» EXERCISE DESCRIPTION: Return a copy of each line that holds the string "bone".

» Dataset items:

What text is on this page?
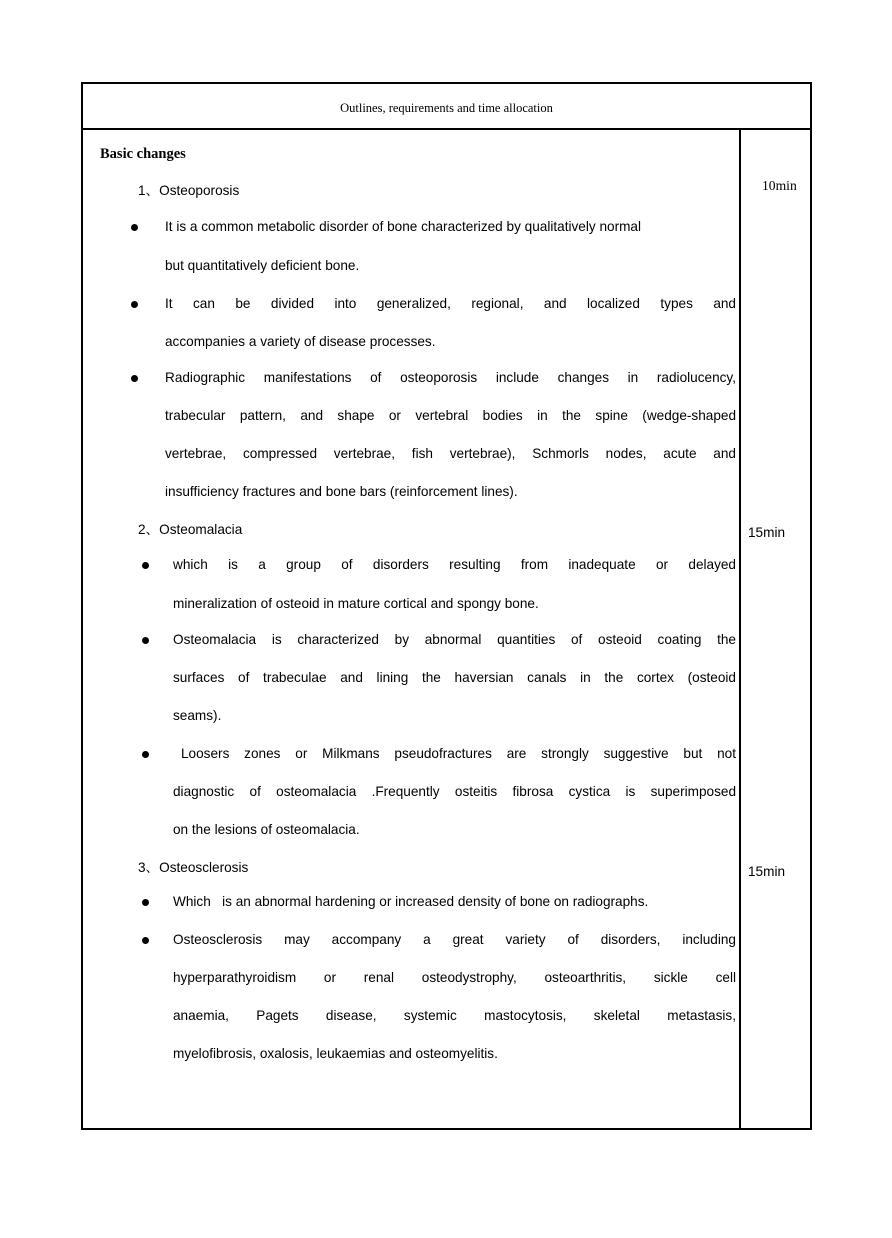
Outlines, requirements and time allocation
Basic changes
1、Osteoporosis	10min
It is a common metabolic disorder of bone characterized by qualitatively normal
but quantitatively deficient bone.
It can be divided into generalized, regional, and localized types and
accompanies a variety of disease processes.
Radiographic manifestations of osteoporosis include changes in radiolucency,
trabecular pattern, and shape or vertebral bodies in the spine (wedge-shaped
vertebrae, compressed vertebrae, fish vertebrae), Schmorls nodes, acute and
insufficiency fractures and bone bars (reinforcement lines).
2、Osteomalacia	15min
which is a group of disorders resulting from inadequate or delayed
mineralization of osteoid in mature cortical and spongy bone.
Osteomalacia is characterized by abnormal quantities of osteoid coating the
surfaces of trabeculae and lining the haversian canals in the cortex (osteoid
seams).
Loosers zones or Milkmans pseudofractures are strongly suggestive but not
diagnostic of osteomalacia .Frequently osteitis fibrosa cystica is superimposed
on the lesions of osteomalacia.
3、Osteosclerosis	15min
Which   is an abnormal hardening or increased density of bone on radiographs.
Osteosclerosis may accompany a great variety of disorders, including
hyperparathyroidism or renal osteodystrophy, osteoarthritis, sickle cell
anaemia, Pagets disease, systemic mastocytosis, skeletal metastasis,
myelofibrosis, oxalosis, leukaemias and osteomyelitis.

--

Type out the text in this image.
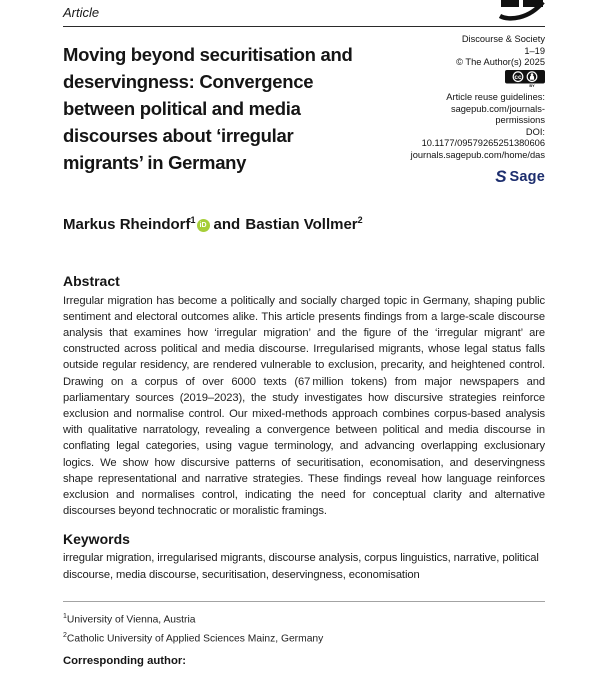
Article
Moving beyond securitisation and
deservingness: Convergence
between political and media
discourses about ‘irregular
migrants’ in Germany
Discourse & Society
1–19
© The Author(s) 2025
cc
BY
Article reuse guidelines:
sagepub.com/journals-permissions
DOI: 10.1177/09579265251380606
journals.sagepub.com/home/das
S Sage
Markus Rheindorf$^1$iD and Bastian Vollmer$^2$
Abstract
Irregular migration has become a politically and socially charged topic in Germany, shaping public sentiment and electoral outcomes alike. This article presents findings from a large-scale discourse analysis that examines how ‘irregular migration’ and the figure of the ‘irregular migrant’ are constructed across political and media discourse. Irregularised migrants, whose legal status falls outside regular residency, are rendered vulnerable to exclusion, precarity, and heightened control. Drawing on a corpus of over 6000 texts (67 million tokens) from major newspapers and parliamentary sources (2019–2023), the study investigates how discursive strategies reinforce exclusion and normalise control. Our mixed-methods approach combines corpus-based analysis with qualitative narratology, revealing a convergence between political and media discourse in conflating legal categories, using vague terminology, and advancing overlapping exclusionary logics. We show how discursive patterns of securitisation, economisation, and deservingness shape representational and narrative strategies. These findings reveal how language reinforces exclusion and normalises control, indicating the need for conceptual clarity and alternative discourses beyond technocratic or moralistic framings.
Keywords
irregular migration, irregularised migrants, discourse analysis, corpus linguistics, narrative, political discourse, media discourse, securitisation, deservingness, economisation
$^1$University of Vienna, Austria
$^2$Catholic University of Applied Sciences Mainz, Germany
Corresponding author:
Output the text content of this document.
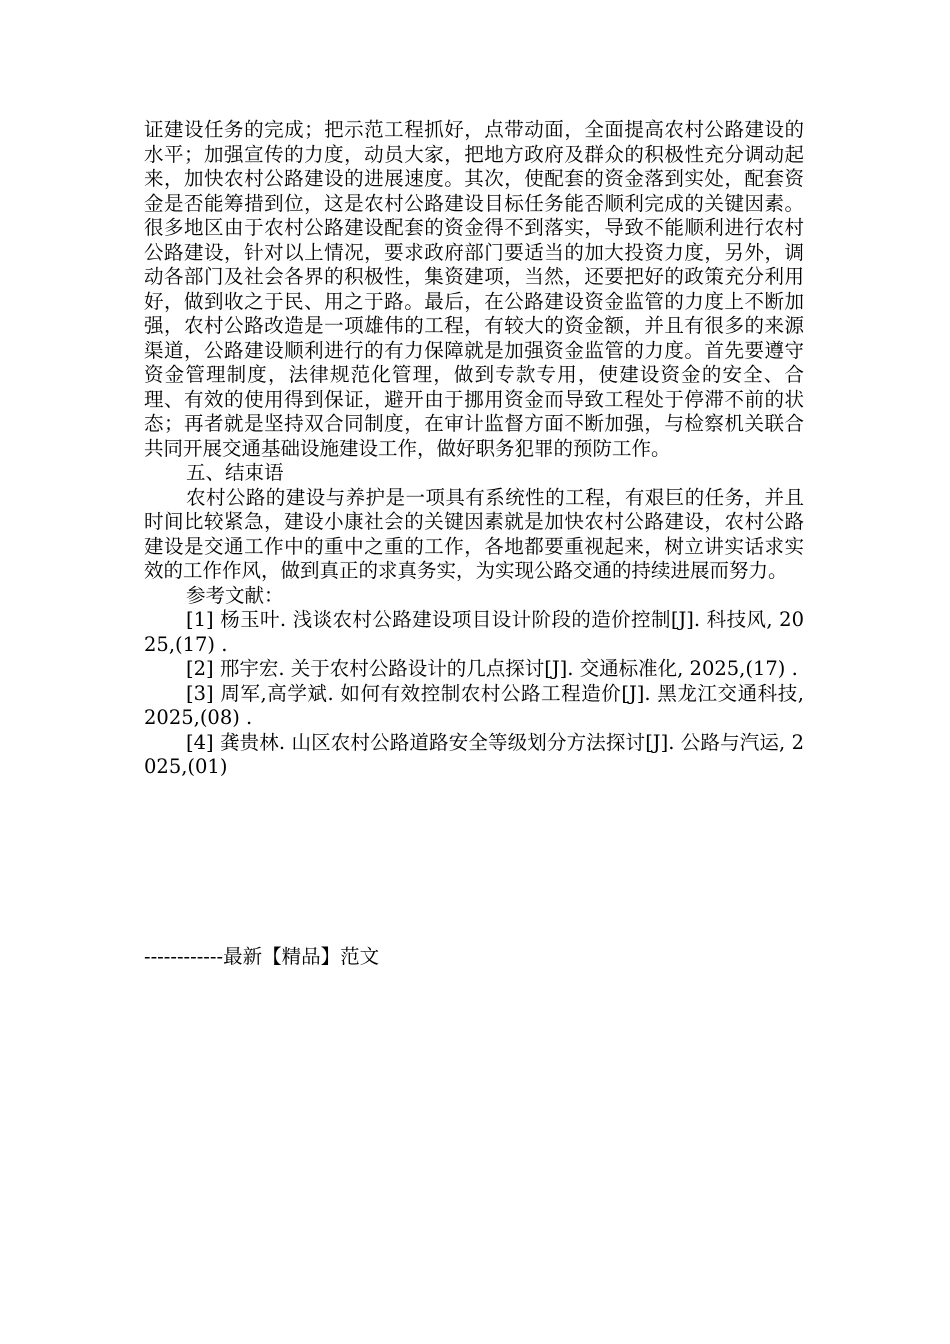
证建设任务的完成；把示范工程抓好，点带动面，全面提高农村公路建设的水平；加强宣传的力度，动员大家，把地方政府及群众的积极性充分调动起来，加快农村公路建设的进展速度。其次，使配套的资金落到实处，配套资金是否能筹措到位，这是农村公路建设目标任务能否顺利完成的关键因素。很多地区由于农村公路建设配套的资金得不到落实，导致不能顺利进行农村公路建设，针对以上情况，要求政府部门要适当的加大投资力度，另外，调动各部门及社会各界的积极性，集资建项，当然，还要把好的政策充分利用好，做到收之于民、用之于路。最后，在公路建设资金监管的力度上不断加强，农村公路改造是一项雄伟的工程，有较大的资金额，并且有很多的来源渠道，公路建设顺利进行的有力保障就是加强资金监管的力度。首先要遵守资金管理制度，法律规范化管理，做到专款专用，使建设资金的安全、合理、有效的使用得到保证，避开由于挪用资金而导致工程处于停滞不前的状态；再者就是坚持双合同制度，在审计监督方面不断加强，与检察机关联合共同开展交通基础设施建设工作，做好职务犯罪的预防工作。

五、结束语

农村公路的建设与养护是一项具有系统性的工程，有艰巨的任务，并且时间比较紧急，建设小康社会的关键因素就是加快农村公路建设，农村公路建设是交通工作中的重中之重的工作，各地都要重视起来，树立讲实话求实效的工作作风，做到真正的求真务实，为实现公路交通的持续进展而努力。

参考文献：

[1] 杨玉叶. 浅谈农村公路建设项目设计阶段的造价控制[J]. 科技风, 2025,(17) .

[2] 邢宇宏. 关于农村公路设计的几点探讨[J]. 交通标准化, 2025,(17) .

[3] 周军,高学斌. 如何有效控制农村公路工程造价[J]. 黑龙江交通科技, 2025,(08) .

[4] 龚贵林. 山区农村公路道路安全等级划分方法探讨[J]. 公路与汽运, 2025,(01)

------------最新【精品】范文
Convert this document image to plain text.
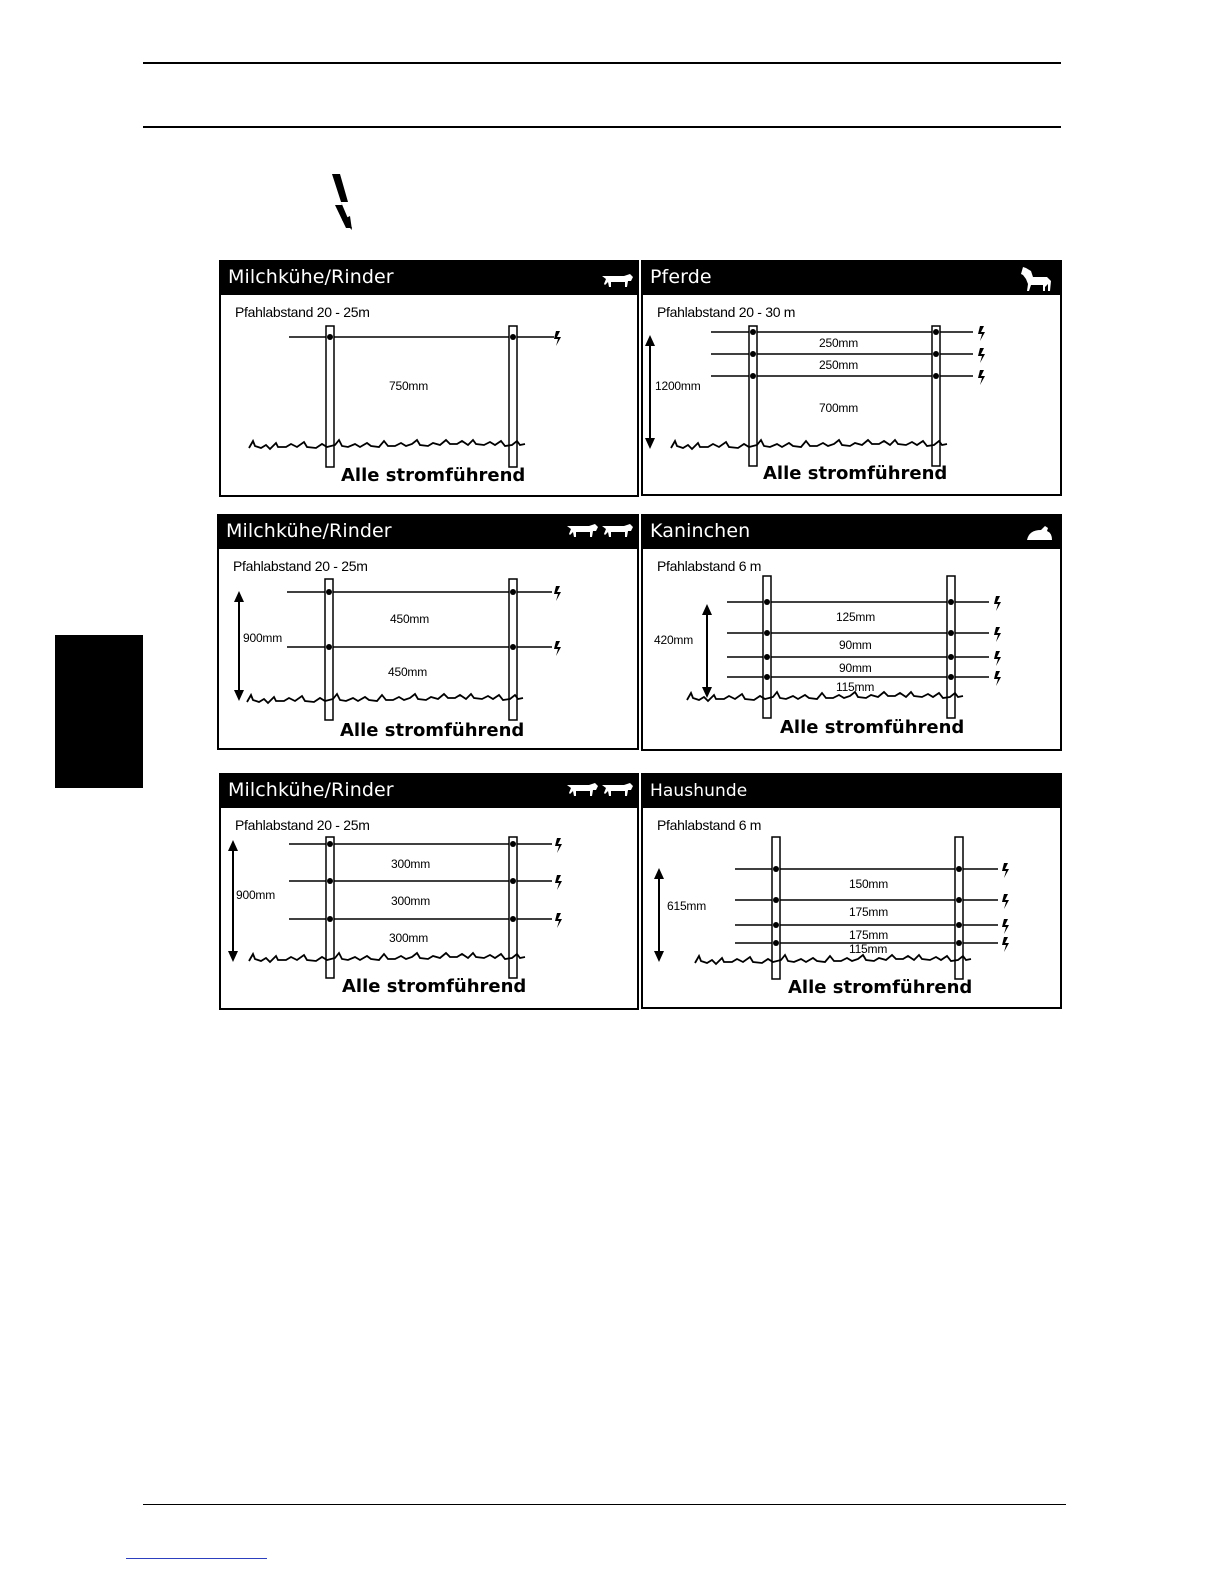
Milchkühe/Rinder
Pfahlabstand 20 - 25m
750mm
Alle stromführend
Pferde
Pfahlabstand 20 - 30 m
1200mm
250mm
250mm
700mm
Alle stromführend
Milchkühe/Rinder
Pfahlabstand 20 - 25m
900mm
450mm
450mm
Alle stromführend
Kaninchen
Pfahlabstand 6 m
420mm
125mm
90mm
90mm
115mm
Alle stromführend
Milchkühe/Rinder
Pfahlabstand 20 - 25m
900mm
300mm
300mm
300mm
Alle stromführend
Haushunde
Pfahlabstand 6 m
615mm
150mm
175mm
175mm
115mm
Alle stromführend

==

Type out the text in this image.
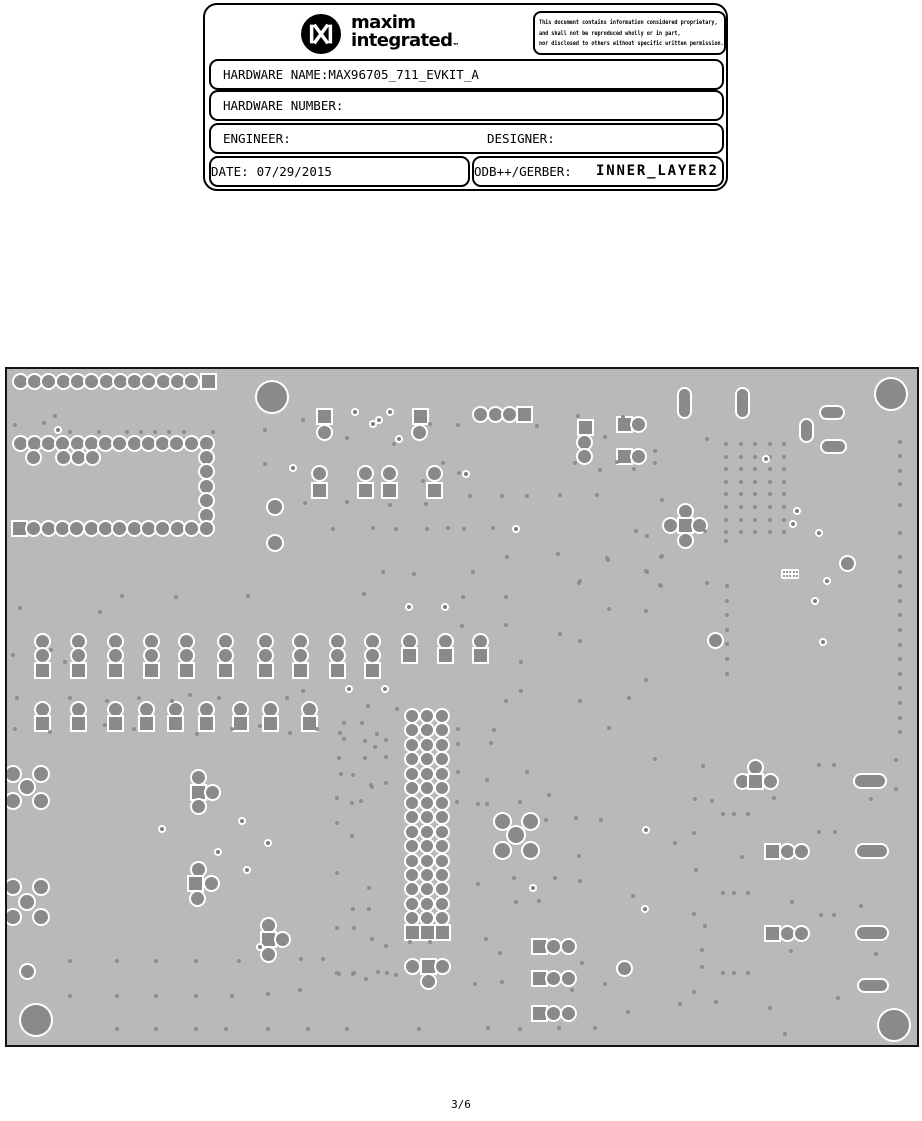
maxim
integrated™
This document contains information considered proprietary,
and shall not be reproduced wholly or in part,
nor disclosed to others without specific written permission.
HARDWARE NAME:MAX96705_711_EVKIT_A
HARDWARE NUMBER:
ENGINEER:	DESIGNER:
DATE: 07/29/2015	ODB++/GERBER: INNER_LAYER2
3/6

» THE OUTPUT:
It is a common metabolic disorder of bone characterized by qualitatively normal
but quantitatively deficient bone.
insufficiency fractures and bone bars (reinforcement lines).
mineralization of osteoid in mature cortical and spongy bone.
Which   is an abnormal hardening or increased density of bone on radiographs.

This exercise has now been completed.